Set exercise :: Repeat the records verbatim and leave the pictures out of your copy.

(Collected data)
━━━━━━━━━━━━━━━━━━━━━━━━━━━━━━
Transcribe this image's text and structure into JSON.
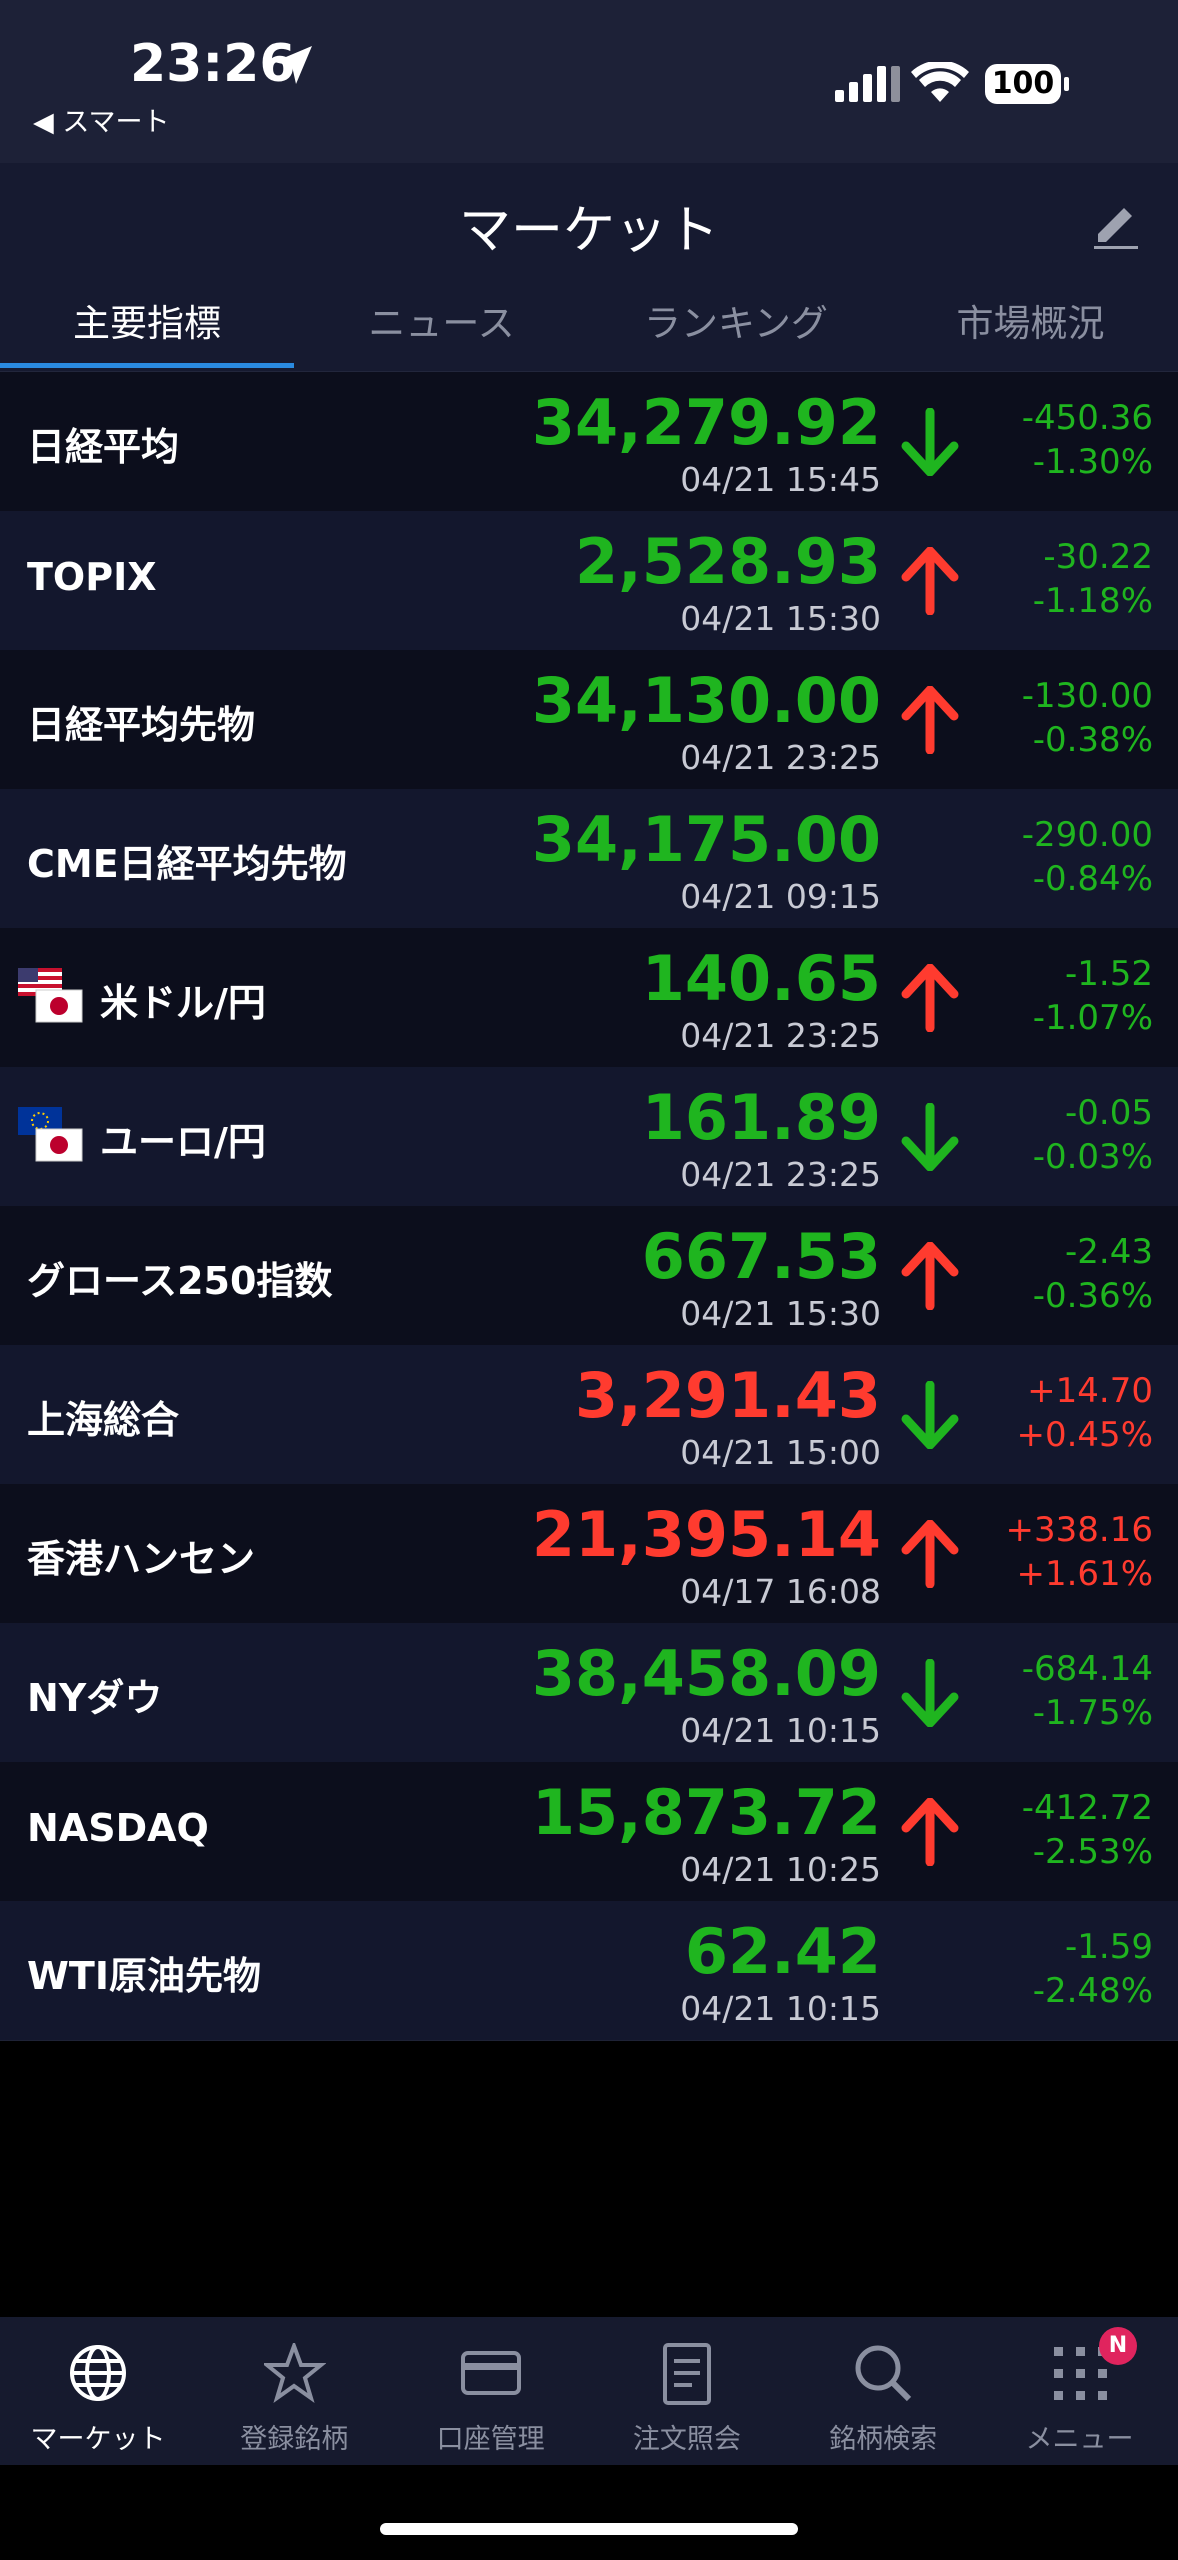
{
  "status_bar": {
    "time": "23:26",
    "back": "◀ スマート",
    "battery": "100"
  },
  "header": {
    "title": "マーケット"
  },
  "tabs": [
    "主要指標",
    "ニュース",
    "ランキング",
    "市場概況"
  ],
  "rows": [
    {
      "name": "日経平均",
      "price": "34,279.92",
      "date": "04/21 15:45",
      "change": "-450.36",
      "pct": "-1.30%",
      "color": "#1fb51f",
      "arrow": "down"
    },
    {
      "name": "TOPIX",
      "price": "2,528.93",
      "date": "04/21 15:30",
      "change": "-30.22",
      "pct": "-1.18%",
      "color": "#1fb51f",
      "arrow": "up"
    },
    {
      "name": "日経平均先物",
      "price": "34,130.00",
      "date": "04/21 23:25",
      "change": "-130.00",
      "pct": "-0.38%",
      "color": "#1fb51f",
      "arrow": "up"
    },
    {
      "name": "CME日経平均先物",
      "price": "34,175.00",
      "date": "04/21 09:15",
      "change": "-290.00",
      "pct": "-0.84%",
      "color": "#1fb51f",
      "arrow": null
    },
    {
      "name": "米ドル/円",
      "price": "140.65",
      "date": "04/21 23:25",
      "change": "-1.52",
      "pct": "-1.07%",
      "color": "#1fb51f",
      "arrow": "up",
      "flag": "us"
    },
    {
      "name": "ユーロ/円",
      "price": "161.89",
      "date": "04/21 23:25",
      "change": "-0.05",
      "pct": "-0.03%",
      "color": "#1fb51f",
      "arrow": "down",
      "flag": "eu"
    },
    {
      "name": "グロース250指数",
      "price": "667.53",
      "date": "04/21 15:30",
      "change": "-2.43",
      "pct": "-0.36%",
      "color": "#1fb51f",
      "arrow": "up"
    },
    {
      "name": "上海総合",
      "price": "3,291.43",
      "date": "04/21 15:00",
      "change": "+14.70",
      "pct": "+0.45%",
      "color": "#ff3b2f",
      "arrow": "down"
    },
    {
      "name": "香港ハンセン",
      "price": "21,395.14",
      "date": "04/17 16:08",
      "change": "+338.16",
      "pct": "+1.61%",
      "color": "#ff3b2f",
      "arrow": "up"
    },
    {
      "name": "NYダウ",
      "price": "38,458.09",
      "date": "04/21 10:15",
      "change": "-684.14",
      "pct": "-1.75%",
      "color": "#1fb51f",
      "arrow": "down"
    },
    {
      "name": "NASDAQ",
      "price": "15,873.72",
      "date": "04/21 10:25",
      "change": "-412.72",
      "pct": "-2.53%",
      "color": "#1fb51f",
      "arrow": "up"
    },
    {
      "name": "WTI原油先物",
      "price": "62.42",
      "date": "04/21 10:15",
      "change": "-1.59",
      "pct": "-2.48%",
      "color": "#1fb51f",
      "arrow": null
    }
  ],
  "nav": [
    "マーケット",
    "登録銘柄",
    "口座管理",
    "注文照会",
    "銘柄検索",
    "メニュー"
  ],
  "nav_badge": "N"
}
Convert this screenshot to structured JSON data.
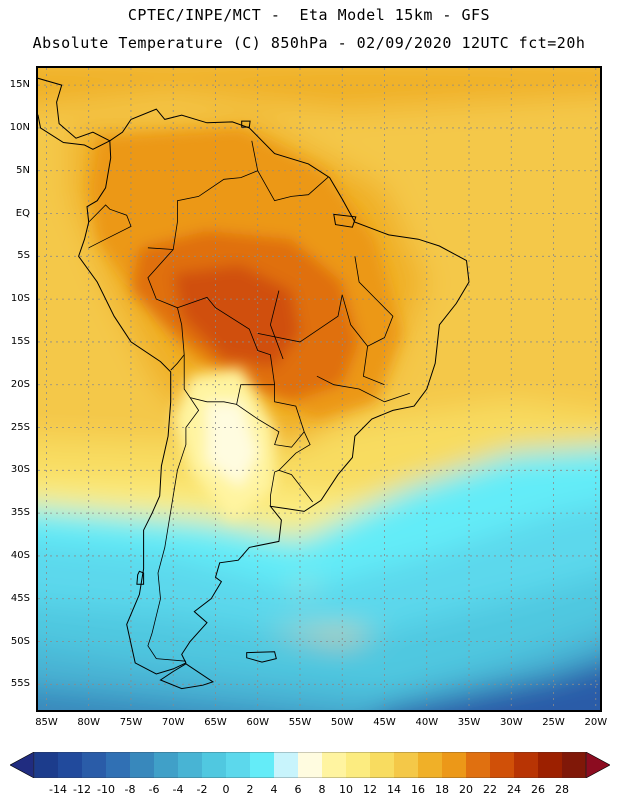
━━━━━━━━━━━━━━━━━━━━━━━━━━━━━━
The answer ::
Transcribe this image's text and structure into JSON.
{
  "status_bar": {
    "time": "23:26",
    "back": "◀ スマート",
    "battery": "100"
  },
  "header": {
    "title": "マーケット"
  },
  "tabs": [
    "主要指標",
    "ニュース",
    "ランキング",
    "市場概況"
  ],
  "rows": [
    {
      "name": "日経平均",
      "price": "34,279.92",
      "date": "04/21 15:45",
      "change": "-450.36",
      "pct": "-1.30%",
      "color": "#1fb51f",
      "arrow": "down"
    },
    {
      "name": "TOPIX",
      "price": "2,528.93",
      "date": "04/21 15:30",
      "change": "-30.22",
      "pct": "-1.18%",
      "color": "#1fb51f",
      "arrow": "up"
    },
    {
      "name": "日経平均先物",
      "price": "34,130.00",
      "date": "04/21 23:25",
      "change": "-130.00",
      "pct": "-0.38%",
      "color": "#1fb51f",
      "arrow": "up"
    },
    {
      "name": "CME日経平均先物",
      "price": "34,175.00",
      "date": "04/21 09:15",
      "change": "-290.00",
      "pct": "-0.84%",
      "color": "#1fb51f",
      "arrow": null
    },
    {
      "name": "米ドル/円",
      "price": "140.65",
      "date": "04/21 23:25",
      "change": "-1.52",
      "pct": "-1.07%",
      "color": "#1fb51f",
      "arrow": "up",
      "flag": "us"
    },
    {
      "name": "ユーロ/円",
      "price": "161.89",
      "date": "04/21 23:25",
      "change": "-0.05",
      "pct": "-0.03%",
      "color": "#1fb51f",
      "arrow": "down",
      "flag": "eu"
    },
    {
      "name": "グロース250指数",
      "price": "667.53",
      "date": "04/21 15:30",
      "change": "-2.43",
      "pct": "-0.36%",
      "color": "#1fb51f",
      "arrow": "up"
    },
    {
      "name": "上海総合",
      "price": "3,291.43",
      "date": "04/21 15:00",
      "change": "+14.70",
      "pct": "+0.45%",
      "color": "#ff3b2f",
      "arrow": "down"
    },
    {
      "name": "香港ハンセン",
      "price": "21,395.14",
      "date": "04/17 16:08",
      "change": "+338.16",
      "pct": "+1.61%",
      "color": "#ff3b2f",
      "arrow": "up"
    },
    {
      "name": "NYダウ",
      "price": "38,458.09",
      "date": "04/21 10:15",
      "change": "-684.14",
      "pct": "-1.75%",
      "color": "#1fb51f",
      "arrow": "down"
    },
    {
      "name": "NASDAQ",
      "price": "15,873.72",
      "date": "04/21 10:25",
      "change": "-412.72",
      "pct": "-2.53%",
      "color": "#1fb51f",
      "arrow": "up"
    },
    {
      "name": "WTI原油先物",
      "price": "62.42",
      "date": "04/21 10:15",
      "change": "-1.59",
      "pct": "-2.48%",
      "color": "#1fb51f",
      "arrow": null
    }
  ],
  "nav": [
    "マーケット",
    "登録銘柄",
    "口座管理",
    "注文照会",
    "銘柄検索",
    "メニュー"
  ],
  "nav_badge": "N"
}
Convert this screenshot to structured JSON data.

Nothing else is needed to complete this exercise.